Figure record listings:
##############################
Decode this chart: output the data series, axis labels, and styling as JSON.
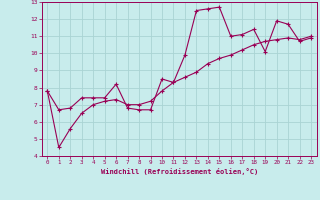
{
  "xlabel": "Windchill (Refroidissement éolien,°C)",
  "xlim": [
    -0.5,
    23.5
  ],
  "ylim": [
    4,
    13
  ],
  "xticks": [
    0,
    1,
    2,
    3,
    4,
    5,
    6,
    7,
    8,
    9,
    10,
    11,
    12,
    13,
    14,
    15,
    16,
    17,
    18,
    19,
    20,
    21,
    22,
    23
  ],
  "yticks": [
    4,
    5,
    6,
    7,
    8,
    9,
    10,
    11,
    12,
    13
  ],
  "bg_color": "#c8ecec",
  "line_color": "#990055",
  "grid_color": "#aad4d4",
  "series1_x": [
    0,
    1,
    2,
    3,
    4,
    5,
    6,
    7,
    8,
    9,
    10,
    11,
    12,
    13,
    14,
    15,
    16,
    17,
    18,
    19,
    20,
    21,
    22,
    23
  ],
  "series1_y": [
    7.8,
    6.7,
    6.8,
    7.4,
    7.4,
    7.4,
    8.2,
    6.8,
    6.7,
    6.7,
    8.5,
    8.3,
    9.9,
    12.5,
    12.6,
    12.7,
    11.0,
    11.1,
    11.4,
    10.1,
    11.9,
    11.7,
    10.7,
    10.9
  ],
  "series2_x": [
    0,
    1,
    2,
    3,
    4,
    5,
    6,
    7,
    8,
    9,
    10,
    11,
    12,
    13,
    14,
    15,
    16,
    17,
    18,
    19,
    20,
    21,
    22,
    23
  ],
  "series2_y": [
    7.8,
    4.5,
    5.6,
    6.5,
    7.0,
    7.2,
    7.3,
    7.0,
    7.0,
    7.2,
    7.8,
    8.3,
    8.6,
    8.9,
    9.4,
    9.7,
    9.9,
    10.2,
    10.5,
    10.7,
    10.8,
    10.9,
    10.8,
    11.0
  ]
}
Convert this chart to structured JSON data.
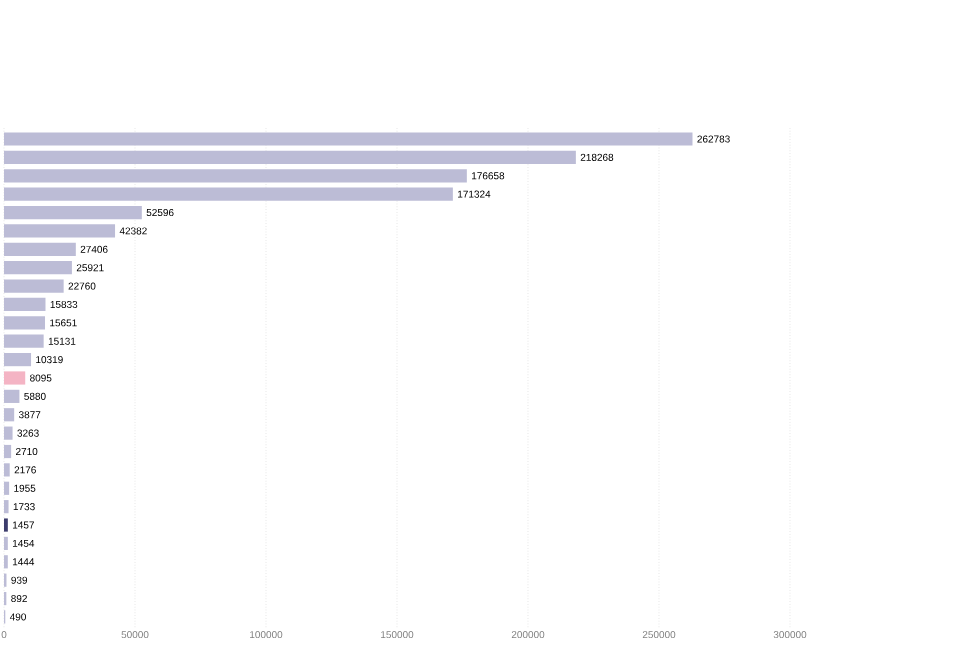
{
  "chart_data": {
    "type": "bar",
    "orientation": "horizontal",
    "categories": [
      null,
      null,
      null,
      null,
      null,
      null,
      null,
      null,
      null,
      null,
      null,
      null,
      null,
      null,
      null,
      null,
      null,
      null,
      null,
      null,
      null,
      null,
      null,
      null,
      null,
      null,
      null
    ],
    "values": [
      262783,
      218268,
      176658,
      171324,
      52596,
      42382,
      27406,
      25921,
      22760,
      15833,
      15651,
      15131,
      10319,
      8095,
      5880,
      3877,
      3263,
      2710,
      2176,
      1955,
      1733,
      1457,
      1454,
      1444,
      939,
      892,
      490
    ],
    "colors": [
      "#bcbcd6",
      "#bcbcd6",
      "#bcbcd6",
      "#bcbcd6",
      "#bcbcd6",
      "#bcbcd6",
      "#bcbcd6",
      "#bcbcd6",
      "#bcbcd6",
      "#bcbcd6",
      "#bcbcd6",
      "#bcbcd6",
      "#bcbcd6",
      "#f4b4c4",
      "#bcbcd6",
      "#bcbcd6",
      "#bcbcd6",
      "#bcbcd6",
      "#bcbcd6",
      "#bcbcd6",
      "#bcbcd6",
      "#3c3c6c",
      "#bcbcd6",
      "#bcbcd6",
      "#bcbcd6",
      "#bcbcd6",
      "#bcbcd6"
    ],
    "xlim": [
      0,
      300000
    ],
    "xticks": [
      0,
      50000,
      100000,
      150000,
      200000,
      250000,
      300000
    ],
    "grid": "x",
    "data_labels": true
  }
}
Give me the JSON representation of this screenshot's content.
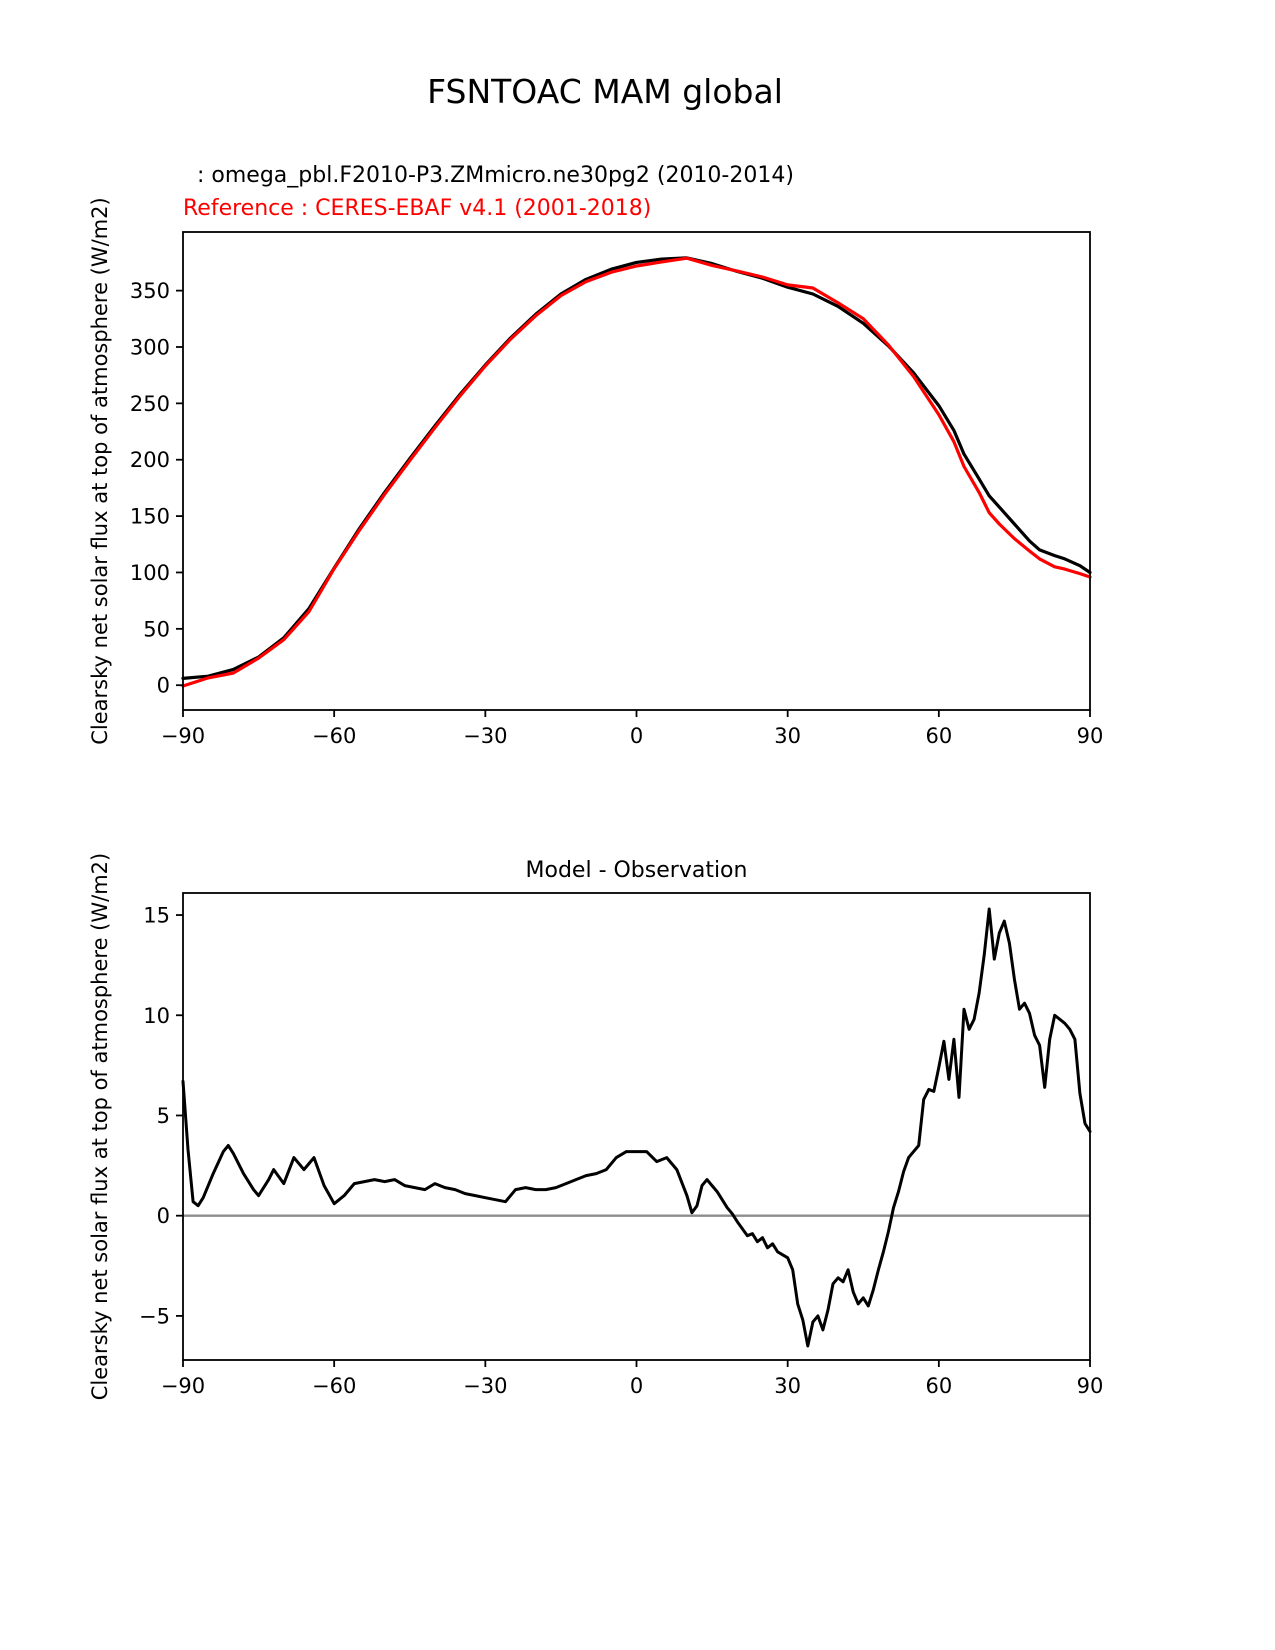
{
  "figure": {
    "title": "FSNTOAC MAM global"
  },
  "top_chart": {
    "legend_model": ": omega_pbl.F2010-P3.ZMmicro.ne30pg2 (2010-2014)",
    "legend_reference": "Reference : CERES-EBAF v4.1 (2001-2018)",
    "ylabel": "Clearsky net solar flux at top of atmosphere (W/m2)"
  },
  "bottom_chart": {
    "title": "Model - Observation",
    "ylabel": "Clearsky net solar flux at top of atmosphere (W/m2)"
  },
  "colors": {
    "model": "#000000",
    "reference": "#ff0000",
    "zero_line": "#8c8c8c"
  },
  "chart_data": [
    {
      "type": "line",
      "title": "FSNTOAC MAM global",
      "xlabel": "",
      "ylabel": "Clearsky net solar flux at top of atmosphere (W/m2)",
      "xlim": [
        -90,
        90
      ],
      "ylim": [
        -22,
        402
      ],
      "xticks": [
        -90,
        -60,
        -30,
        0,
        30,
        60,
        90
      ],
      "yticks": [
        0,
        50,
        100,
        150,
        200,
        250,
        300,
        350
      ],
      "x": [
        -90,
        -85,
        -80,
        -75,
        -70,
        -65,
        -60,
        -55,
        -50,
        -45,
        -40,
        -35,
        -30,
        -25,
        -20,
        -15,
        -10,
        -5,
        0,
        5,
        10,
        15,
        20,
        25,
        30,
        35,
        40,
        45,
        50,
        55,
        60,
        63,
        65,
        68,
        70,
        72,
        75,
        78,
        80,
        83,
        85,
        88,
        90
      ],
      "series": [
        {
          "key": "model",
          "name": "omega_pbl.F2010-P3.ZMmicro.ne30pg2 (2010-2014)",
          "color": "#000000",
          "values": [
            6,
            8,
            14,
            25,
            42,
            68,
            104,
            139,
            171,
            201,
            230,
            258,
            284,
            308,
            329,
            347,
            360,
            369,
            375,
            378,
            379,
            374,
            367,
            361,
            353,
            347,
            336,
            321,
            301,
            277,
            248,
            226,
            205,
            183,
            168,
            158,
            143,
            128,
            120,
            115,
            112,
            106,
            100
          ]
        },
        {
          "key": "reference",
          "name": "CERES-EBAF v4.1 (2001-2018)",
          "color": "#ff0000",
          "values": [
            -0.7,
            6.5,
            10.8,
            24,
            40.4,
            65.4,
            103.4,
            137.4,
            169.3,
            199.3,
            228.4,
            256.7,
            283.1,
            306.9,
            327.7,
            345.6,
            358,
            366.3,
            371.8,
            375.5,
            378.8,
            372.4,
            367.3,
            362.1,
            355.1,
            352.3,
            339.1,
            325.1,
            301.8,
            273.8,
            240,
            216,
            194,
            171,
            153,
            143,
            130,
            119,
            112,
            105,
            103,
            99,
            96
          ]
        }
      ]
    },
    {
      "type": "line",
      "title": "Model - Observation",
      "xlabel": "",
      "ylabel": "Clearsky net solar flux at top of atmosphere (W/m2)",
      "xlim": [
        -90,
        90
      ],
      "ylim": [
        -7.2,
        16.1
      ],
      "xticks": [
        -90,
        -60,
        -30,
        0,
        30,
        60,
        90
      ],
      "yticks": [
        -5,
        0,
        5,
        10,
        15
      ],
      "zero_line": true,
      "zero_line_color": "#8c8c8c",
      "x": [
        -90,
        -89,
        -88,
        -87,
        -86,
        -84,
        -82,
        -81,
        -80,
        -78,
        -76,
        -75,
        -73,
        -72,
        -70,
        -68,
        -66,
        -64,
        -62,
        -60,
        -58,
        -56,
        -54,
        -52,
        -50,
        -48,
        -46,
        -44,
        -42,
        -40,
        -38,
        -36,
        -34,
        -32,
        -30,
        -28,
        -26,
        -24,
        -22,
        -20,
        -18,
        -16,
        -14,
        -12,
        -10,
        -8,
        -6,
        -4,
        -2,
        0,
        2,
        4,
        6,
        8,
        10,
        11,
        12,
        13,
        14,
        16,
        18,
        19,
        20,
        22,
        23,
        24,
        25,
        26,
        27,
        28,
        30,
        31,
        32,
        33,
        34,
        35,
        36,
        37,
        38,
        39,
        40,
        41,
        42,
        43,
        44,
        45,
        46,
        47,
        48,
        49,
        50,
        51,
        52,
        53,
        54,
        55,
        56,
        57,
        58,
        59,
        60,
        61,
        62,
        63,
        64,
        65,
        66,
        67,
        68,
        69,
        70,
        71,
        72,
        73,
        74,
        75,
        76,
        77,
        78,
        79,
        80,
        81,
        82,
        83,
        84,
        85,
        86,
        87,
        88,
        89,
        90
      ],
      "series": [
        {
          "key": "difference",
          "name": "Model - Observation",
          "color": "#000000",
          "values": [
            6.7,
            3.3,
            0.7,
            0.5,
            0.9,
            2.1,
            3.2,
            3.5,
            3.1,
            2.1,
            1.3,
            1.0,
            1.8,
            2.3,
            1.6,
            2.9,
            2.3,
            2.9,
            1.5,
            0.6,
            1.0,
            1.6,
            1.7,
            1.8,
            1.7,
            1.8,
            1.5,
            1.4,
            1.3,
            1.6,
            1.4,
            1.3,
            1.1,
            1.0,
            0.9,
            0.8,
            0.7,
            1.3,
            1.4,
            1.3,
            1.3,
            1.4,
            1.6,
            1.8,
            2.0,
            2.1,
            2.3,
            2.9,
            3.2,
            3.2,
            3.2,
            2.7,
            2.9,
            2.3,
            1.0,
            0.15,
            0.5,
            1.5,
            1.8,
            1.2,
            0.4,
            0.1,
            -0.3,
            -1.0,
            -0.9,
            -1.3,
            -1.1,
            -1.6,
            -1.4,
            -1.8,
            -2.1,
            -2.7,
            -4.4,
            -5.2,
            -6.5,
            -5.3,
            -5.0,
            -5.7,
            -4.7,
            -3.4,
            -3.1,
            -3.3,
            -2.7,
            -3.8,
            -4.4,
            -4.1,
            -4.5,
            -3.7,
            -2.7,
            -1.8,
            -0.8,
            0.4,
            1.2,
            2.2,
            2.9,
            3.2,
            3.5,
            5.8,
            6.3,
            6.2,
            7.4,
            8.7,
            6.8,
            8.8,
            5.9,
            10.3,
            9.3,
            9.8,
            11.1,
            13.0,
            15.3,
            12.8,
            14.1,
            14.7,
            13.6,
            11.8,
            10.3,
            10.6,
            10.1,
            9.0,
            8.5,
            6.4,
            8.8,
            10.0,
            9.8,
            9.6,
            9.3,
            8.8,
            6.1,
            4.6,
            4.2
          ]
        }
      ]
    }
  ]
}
##############################
Only a number is wanted: how many lines above include "name"?

3